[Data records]
━━━━━━

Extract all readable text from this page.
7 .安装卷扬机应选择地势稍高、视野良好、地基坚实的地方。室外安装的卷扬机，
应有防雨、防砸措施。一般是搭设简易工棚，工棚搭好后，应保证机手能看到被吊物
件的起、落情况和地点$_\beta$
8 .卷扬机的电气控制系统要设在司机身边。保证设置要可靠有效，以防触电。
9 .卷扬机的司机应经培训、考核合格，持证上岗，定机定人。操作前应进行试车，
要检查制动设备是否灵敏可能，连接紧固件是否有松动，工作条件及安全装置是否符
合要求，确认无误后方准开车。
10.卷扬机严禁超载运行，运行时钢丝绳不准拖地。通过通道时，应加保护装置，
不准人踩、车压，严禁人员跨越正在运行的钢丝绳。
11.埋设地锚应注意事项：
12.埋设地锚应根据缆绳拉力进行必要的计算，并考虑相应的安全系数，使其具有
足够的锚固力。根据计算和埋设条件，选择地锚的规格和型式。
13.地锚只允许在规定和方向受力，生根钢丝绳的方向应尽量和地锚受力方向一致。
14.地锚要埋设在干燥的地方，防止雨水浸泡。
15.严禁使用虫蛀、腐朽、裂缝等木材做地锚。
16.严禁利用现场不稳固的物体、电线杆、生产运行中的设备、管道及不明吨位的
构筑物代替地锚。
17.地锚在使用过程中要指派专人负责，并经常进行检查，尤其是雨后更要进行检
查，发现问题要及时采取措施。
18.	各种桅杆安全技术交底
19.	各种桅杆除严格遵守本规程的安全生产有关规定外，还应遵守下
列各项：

━━━━━━

Copy out the material above in its entirety. Every detail must match.

Extract all readable text from this page.
7 .安装卷扬机应选择地势稍高、视野良好、地基坚实的地方。室外安装的卷扬机，
应有防雨、防砸措施。一般是搭设简易工棚，工棚搭好后，应保证机手能看到被吊物
件的起、落情况和地点$_\beta$
8 .卷扬机的电气控制系统要设在司机身边。保证设置要可靠有效，以防触电。
9 .卷扬机的司机应经培训、考核合格，持证上岗，定机定人。操作前应进行试车，
要检查制动设备是否灵敏可能，连接紧固件是否有松动，工作条件及安全装置是否符
合要求，确认无误后方准开车。
10.卷扬机严禁超载运行，运行时钢丝绳不准拖地。通过通道时，应加保护装置，
不准人踩、车压，严禁人员跨越正在运行的钢丝绳。
11.埋设地锚应注意事项：
12.埋设地锚应根据缆绳拉力进行必要的计算，并考虑相应的安全系数，使其具有
足够的锚固力。根据计算和埋设条件，选择地锚的规格和型式。
13.地锚只允许在规定和方向受力，生根钢丝绳的方向应尽量和地锚受力方向一致。
14.地锚要埋设在干燥的地方，防止雨水浸泡。
15.严禁使用虫蛀、腐朽、裂缝等木材做地锚。
16.严禁利用现场不稳固的物体、电线杆、生产运行中的设备、管道及不明吨位的
构筑物代替地锚。
17.地锚在使用过程中要指派专人负责，并经常进行检查，尤其是雨后更要进行检
查，发现问题要及时采取措施。
18.	各种桅杆安全技术交底
19.	各种桅杆除严格遵守本规程的安全生产有关规定外，还应遵守下
列各项：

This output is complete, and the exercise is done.